**What the task requires**
Identify all lines below that hold "title" and collect them.

**Entries supplied**
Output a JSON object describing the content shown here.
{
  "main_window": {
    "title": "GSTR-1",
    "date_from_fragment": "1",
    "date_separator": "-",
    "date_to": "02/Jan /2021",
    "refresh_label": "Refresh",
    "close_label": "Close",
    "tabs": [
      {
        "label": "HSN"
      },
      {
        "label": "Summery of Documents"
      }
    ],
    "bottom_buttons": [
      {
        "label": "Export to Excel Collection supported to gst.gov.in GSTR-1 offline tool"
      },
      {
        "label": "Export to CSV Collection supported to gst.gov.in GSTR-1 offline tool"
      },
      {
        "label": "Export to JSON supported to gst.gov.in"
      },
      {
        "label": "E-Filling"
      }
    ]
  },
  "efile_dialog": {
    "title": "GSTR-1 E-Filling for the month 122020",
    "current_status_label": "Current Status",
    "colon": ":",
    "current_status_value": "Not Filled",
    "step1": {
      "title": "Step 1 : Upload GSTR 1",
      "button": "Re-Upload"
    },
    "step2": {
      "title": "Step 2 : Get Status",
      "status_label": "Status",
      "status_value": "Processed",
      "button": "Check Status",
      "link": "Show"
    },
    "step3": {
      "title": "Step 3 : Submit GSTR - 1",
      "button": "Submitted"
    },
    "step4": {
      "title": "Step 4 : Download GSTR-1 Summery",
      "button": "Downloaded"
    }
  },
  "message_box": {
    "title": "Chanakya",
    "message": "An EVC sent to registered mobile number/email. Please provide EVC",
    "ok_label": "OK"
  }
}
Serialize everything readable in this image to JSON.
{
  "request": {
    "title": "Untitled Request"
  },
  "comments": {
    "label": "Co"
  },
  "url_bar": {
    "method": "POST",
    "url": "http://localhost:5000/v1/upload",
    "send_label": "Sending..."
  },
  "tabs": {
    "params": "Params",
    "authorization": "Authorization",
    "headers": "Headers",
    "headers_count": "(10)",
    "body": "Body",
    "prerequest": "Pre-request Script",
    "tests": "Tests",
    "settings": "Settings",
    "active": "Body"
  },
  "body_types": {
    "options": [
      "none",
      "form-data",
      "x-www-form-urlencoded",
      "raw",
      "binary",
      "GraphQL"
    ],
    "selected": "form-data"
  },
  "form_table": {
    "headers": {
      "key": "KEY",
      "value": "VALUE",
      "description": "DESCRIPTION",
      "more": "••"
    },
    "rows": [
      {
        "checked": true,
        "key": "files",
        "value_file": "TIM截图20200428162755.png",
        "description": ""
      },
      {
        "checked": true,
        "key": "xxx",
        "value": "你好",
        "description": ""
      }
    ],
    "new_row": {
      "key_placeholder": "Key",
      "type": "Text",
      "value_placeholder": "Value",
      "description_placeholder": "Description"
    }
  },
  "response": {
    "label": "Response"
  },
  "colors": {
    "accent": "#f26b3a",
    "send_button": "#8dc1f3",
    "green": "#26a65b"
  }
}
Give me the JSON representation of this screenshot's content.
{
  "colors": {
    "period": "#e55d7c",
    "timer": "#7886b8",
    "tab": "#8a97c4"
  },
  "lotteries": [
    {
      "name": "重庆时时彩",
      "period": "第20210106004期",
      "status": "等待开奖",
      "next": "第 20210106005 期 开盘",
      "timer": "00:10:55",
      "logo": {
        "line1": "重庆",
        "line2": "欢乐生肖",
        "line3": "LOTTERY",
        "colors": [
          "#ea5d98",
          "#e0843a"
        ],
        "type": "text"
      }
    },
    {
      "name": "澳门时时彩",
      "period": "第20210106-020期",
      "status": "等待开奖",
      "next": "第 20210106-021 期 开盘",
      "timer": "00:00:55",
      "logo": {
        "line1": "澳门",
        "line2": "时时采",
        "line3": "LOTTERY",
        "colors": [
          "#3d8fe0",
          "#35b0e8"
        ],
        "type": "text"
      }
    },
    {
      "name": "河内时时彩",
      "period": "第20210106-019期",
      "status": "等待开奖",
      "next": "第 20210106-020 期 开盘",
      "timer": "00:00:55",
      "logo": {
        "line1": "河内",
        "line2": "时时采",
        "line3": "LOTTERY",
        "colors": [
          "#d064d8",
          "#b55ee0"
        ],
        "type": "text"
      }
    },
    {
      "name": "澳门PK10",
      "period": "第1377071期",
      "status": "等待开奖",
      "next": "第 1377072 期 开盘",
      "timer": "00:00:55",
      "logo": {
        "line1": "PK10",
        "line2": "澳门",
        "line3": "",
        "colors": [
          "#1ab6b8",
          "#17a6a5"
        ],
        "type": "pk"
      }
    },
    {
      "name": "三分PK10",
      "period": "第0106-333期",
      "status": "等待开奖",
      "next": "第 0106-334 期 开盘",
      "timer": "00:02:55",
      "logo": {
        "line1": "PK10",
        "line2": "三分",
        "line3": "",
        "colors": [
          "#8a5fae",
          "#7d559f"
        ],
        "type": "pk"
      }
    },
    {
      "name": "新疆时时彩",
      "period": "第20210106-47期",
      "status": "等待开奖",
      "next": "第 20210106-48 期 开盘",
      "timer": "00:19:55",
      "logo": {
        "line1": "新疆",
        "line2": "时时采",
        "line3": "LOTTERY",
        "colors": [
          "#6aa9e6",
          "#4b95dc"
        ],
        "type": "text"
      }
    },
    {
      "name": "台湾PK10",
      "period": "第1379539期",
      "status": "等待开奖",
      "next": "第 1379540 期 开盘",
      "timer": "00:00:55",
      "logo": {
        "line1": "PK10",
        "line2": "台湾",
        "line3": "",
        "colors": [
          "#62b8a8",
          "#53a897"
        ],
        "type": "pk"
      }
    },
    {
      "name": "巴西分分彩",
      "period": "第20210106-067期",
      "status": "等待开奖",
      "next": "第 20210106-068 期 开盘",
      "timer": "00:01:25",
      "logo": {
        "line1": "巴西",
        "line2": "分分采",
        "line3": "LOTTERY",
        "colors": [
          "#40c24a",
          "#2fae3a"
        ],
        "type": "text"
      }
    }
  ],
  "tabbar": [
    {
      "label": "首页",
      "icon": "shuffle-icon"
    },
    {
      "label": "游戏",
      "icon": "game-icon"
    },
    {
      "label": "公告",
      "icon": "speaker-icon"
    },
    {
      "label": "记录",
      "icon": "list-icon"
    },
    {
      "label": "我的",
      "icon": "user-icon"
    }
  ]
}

**Finished task**
    "title": "GSTR-1",
    "title": "GSTR-1 E-Filling for the month 122020",
      "title": "Step 1 : Upload GSTR 1",
      "title": "Step 2 : Get Status",
      "title": "Step 3 : Submit GSTR - 1",
      "title": "Step 4 : Download GSTR-1 Summery",
    "title": "Chanakya",
    "title": "Untitled Request"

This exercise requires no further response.